What you have to do: Your task is to transcribe all of the data below exactly, omitting the images.

Dataset items

--- START ---

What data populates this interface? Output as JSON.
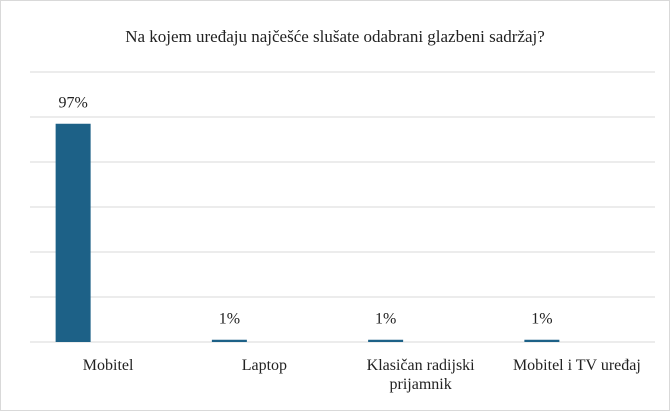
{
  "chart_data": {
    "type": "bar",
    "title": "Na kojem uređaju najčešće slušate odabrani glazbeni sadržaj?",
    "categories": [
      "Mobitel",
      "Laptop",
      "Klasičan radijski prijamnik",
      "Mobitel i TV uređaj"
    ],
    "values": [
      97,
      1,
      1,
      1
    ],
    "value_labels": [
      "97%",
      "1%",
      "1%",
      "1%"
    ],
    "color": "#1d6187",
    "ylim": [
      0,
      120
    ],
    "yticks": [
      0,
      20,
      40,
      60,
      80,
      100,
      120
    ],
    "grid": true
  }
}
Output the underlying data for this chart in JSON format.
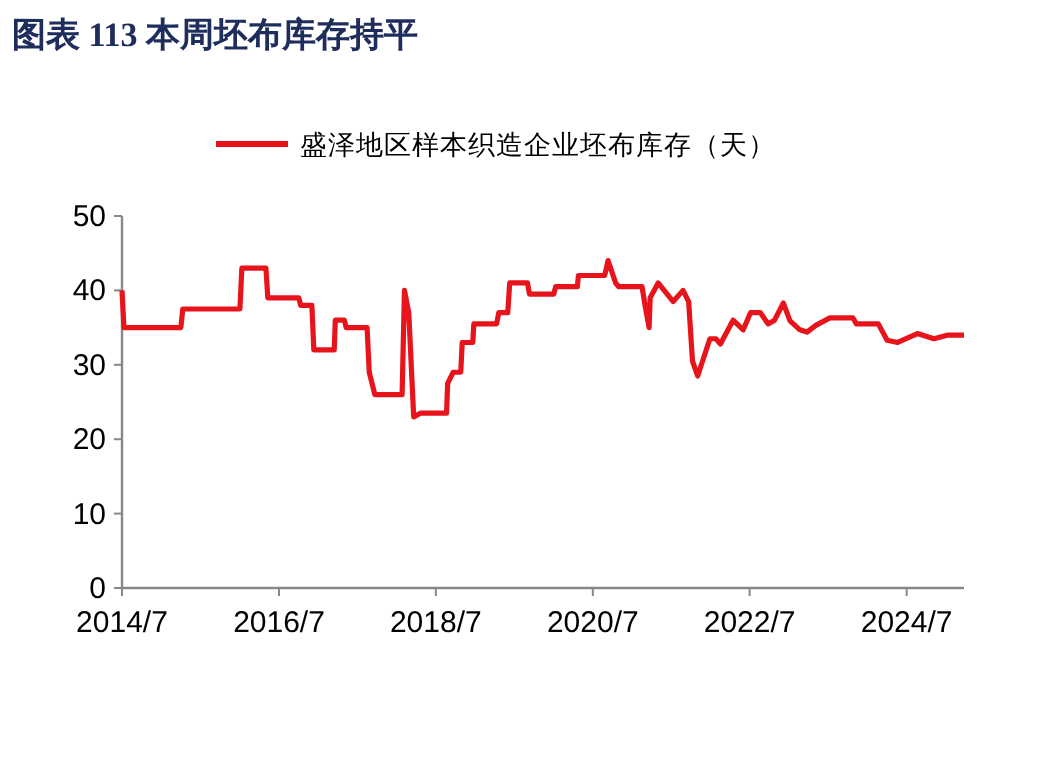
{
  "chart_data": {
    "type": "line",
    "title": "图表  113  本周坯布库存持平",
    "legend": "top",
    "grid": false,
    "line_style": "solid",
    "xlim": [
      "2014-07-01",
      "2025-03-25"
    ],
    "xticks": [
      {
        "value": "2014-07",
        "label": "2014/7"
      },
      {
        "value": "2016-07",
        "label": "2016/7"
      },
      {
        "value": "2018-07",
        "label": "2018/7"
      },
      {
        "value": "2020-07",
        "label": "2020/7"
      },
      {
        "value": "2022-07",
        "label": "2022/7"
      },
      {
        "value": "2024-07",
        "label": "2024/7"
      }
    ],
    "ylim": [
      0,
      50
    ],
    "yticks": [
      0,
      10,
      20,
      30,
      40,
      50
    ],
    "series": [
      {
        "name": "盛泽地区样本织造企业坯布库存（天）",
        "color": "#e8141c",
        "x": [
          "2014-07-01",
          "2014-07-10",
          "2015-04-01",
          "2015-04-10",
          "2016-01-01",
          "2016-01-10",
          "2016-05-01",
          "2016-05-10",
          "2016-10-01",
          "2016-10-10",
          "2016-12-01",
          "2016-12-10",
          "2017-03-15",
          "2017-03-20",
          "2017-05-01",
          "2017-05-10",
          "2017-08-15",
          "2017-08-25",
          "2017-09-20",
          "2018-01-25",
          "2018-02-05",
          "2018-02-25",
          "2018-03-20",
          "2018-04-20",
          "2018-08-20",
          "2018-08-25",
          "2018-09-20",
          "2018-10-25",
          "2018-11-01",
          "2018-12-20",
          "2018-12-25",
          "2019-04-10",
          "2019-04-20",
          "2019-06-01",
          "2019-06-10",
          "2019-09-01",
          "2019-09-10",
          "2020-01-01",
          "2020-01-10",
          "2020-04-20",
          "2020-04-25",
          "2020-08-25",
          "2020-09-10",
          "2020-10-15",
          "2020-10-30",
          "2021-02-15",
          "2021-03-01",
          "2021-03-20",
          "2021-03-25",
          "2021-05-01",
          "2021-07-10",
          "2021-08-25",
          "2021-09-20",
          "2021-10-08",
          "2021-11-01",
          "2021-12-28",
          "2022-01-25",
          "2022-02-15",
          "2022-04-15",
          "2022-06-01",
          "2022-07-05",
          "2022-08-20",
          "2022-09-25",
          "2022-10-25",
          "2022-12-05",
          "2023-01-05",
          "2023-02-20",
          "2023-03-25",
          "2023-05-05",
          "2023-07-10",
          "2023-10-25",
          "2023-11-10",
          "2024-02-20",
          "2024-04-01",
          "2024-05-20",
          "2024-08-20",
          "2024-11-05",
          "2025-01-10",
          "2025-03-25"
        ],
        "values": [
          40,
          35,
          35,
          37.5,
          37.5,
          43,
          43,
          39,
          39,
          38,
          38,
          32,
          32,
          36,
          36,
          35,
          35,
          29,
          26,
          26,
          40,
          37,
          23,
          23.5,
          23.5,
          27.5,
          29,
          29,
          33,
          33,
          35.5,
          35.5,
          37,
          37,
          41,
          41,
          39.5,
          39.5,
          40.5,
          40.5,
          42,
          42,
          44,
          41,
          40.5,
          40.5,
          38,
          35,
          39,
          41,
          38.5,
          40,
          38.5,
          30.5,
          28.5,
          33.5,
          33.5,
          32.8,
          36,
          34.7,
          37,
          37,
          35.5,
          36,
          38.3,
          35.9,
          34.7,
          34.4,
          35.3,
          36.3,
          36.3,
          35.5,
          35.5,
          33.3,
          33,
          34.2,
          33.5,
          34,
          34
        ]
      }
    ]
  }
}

--- END ---

Exercise answer:
What data populates this interface? Output as JSON.
{
  "chart_data": {
    "type": "bar",
    "title": "Na kojem uređaju najčešće slušate odabrani glazbeni sadržaj?",
    "categories": [
      "Mobitel",
      "Laptop",
      "Klasičan radijski prijamnik",
      "Mobitel i TV uređaj"
    ],
    "values": [
      97,
      1,
      1,
      1
    ],
    "value_labels": [
      "97%",
      "1%",
      "1%",
      "1%"
    ],
    "color": "#1d6187",
    "ylim": [
      0,
      120
    ],
    "yticks": [
      0,
      20,
      40,
      60,
      80,
      100,
      120
    ],
    "grid": true
  }
}
Output the underlying data for this chart in JSON format.
{
  "chart_data": {
    "type": "line",
    "title": "图表  113  本周坯布库存持平",
    "legend": "top",
    "grid": false,
    "line_style": "solid",
    "xlim": [
      "2014-07-01",
      "2025-03-25"
    ],
    "xticks": [
      {
        "value": "2014-07",
        "label": "2014/7"
      },
      {
        "value": "2016-07",
        "label": "2016/7"
      },
      {
        "value": "2018-07",
        "label": "2018/7"
      },
      {
        "value": "2020-07",
        "label": "2020/7"
      },
      {
        "value": "2022-07",
        "label": "2022/7"
      },
      {
        "value": "2024-07",
        "label": "2024/7"
      }
    ],
    "ylim": [
      0,
      50
    ],
    "yticks": [
      0,
      10,
      20,
      30,
      40,
      50
    ],
    "series": [
      {
        "name": "盛泽地区样本织造企业坯布库存（天）",
        "color": "#e8141c",
        "x": [
          "2014-07-01",
          "2014-07-10",
          "2015-04-01",
          "2015-04-10",
          "2016-01-01",
          "2016-01-10",
          "2016-05-01",
          "2016-05-10",
          "2016-10-01",
          "2016-10-10",
          "2016-12-01",
          "2016-12-10",
          "2017-03-15",
          "2017-03-20",
          "2017-05-01",
          "2017-05-10",
          "2017-08-15",
          "2017-08-25",
          "2017-09-20",
          "2018-01-25",
          "2018-02-05",
          "2018-02-25",
          "2018-03-20",
          "2018-04-20",
          "2018-08-20",
          "2018-08-25",
          "2018-09-20",
          "2018-10-25",
          "2018-11-01",
          "2018-12-20",
          "2018-12-25",
          "2019-04-10",
          "2019-04-20",
          "2019-06-01",
          "2019-06-10",
          "2019-09-01",
          "2019-09-10",
          "2020-01-01",
          "2020-01-10",
          "2020-04-20",
          "2020-04-25",
          "2020-08-25",
          "2020-09-10",
          "2020-10-15",
          "2020-10-30",
          "2021-02-15",
          "2021-03-01",
          "2021-03-20",
          "2021-03-25",
          "2021-05-01",
          "2021-07-10",
          "2021-08-25",
          "2021-09-20",
          "2021-10-08",
          "2021-11-01",
          "2021-12-28",
          "2022-01-25",
          "2022-02-15",
          "2022-04-15",
          "2022-06-01",
          "2022-07-05",
          "2022-08-20",
          "2022-09-25",
          "2022-10-25",
          "2022-12-05",
          "2023-01-05",
          "2023-02-20",
          "2023-03-25",
          "2023-05-05",
          "2023-07-10",
          "2023-10-25",
          "2023-11-10",
          "2024-02-20",
          "2024-04-01",
          "2024-05-20",
          "2024-08-20",
          "2024-11-05",
          "2025-01-10",
          "2025-03-25"
        ],
        "values": [
          40,
          35,
          35,
          37.5,
          37.5,
          43,
          43,
          39,
          39,
          38,
          38,
          32,
          32,
          36,
          36,
          35,
          35,
          29,
          26,
          26,
          40,
          37,
          23,
          23.5,
          23.5,
          27.5,
          29,
          29,
          33,
          33,
          35.5,
          35.5,
          37,
          37,
          41,
          41,
          39.5,
          39.5,
          40.5,
          40.5,
          42,
          42,
          44,
          41,
          40.5,
          40.5,
          38,
          35,
          39,
          41,
          38.5,
          40,
          38.5,
          30.5,
          28.5,
          33.5,
          33.5,
          32.8,
          36,
          34.7,
          37,
          37,
          35.5,
          36,
          38.3,
          35.9,
          34.7,
          34.4,
          35.3,
          36.3,
          36.3,
          35.5,
          35.5,
          33.3,
          33,
          34.2,
          33.5,
          34,
          34
        ]
      }
    ]
  }
}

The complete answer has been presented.